Records from a data collection
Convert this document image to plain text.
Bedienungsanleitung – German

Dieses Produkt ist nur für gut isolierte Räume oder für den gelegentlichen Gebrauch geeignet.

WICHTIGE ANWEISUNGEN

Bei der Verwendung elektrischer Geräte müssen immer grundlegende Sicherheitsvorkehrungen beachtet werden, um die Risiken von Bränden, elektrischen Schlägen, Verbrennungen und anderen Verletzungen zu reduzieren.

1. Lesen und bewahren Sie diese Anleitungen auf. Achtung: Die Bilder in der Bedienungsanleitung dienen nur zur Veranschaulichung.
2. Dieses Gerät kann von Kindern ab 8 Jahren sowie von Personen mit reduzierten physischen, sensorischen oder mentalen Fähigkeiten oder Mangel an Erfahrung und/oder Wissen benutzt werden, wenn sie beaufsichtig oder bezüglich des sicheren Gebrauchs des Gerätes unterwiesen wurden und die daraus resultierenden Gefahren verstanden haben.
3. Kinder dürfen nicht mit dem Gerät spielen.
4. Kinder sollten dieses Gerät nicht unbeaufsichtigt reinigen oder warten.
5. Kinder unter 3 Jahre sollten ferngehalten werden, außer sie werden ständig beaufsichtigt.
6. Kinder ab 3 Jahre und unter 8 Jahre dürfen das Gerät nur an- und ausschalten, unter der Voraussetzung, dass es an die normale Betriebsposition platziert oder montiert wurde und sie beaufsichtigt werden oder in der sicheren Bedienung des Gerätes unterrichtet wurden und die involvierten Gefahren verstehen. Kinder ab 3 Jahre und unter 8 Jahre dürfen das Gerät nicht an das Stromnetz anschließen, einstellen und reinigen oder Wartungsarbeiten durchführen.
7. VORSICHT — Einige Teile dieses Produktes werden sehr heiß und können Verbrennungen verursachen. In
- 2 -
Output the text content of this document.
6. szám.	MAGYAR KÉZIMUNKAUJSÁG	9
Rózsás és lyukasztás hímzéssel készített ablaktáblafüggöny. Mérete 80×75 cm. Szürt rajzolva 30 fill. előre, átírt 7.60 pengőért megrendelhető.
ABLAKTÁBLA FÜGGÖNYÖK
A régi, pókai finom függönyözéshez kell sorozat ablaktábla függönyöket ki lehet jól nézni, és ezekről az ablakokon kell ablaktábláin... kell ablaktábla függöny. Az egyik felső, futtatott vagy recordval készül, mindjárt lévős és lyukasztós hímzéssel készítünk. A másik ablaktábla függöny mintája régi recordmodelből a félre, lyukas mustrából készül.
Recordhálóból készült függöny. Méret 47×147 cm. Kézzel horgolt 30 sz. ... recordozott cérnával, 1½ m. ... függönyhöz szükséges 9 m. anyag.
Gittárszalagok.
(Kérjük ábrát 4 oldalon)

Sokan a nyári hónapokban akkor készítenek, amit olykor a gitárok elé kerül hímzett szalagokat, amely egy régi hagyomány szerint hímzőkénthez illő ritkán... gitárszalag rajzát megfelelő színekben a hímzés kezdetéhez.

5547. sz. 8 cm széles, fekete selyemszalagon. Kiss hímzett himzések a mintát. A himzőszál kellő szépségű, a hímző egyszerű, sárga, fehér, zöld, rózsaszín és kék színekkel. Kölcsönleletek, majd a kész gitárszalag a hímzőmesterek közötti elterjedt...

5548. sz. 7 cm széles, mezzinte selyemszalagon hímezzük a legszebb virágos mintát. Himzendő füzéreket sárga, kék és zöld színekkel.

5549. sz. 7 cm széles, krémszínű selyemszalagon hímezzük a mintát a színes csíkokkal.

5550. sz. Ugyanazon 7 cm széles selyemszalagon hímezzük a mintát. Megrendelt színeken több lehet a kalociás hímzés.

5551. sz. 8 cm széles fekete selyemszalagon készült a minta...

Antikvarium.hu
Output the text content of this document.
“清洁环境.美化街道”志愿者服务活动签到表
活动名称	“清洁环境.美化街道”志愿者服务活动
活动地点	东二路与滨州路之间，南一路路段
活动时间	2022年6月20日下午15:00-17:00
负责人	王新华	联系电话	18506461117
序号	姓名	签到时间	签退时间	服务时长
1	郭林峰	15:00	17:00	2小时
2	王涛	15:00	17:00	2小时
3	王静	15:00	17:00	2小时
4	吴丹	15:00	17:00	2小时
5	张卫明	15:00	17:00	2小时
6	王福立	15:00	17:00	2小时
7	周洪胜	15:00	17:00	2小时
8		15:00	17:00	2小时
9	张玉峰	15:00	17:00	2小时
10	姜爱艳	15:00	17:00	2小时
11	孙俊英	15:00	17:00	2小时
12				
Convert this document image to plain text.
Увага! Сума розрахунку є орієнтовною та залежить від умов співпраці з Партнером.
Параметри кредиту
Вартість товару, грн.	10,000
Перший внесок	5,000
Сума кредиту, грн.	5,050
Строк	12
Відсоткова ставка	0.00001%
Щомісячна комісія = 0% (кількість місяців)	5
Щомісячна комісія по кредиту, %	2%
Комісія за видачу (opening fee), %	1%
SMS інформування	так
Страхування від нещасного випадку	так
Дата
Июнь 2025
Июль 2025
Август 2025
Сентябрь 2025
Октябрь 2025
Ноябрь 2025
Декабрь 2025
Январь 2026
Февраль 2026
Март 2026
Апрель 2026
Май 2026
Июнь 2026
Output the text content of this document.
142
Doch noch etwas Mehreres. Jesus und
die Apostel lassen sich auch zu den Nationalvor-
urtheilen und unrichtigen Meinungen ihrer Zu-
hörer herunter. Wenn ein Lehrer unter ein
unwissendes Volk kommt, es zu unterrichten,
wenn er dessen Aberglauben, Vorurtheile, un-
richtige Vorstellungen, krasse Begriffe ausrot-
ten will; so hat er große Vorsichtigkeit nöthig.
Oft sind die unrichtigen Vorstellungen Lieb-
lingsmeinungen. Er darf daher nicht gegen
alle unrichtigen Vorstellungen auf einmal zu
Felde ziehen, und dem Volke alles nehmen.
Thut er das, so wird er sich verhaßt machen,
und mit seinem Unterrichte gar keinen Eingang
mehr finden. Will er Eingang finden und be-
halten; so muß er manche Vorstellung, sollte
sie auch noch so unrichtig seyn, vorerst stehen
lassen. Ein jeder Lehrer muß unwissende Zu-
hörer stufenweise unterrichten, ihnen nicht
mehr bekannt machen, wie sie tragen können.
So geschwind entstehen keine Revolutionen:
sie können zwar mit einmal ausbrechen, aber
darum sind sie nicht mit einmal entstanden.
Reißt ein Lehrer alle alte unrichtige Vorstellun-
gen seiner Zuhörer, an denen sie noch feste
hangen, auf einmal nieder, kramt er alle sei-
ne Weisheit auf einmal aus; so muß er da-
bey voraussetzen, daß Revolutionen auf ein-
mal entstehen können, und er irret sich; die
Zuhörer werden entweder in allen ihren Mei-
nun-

**PROBLEM TO WORK ON:**
Track down all lines above with the string "Bedienungsanleitung" and copy them.

**THE COMPLETED TASK:**
Bedienungsanleitung – German
1. Lesen und bewahren Sie diese Anleitungen auf. Achtung: Die Bilder in der Bedienungsanleitung dienen nur zur Veranschaulichung.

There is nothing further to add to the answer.